Structured figure records
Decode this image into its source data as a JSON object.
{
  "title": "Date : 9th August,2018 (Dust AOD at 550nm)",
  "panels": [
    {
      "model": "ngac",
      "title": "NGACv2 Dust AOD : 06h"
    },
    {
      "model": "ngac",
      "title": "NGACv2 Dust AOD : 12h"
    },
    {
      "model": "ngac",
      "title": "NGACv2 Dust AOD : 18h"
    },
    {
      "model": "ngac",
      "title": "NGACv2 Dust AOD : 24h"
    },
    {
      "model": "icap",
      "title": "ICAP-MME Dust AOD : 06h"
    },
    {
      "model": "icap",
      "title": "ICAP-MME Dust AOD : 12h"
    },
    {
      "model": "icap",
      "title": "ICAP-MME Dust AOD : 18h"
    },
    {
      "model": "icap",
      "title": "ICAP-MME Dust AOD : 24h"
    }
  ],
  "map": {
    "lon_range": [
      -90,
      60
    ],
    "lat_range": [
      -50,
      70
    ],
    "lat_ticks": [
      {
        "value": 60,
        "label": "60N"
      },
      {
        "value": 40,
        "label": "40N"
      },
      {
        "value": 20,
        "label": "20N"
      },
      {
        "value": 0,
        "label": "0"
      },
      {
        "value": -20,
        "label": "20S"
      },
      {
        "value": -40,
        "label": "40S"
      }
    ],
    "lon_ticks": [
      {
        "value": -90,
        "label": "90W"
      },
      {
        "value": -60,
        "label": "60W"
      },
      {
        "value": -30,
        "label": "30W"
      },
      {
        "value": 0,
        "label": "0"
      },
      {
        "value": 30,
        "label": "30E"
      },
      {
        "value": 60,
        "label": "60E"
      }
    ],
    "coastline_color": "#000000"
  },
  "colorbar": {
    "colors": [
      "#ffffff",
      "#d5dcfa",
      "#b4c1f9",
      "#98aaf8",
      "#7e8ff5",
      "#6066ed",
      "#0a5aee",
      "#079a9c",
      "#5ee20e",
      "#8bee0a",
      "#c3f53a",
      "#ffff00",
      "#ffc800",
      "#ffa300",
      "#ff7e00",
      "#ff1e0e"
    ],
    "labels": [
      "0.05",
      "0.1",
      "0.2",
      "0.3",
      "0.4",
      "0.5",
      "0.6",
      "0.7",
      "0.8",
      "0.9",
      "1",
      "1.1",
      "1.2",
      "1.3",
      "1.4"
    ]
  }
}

THE PROBLEM » Single out each line of the records above with the string "Dust" in it, and copy it.

TASK ANSWER »
  "title": "Date : 9th August,2018 (Dust AOD at 550nm)",
      "title": "NGACv2 Dust AOD : 06h"
      "title": "NGACv2 Dust AOD : 12h"
      "title": "NGACv2 Dust AOD : 18h"
      "title": "NGACv2 Dust AOD : 24h"
      "title": "ICAP-MME Dust AOD : 06h"
      "title": "ICAP-MME Dust AOD : 12h"
      "title": "ICAP-MME Dust AOD : 18h"
      "title": "ICAP-MME Dust AOD : 24h"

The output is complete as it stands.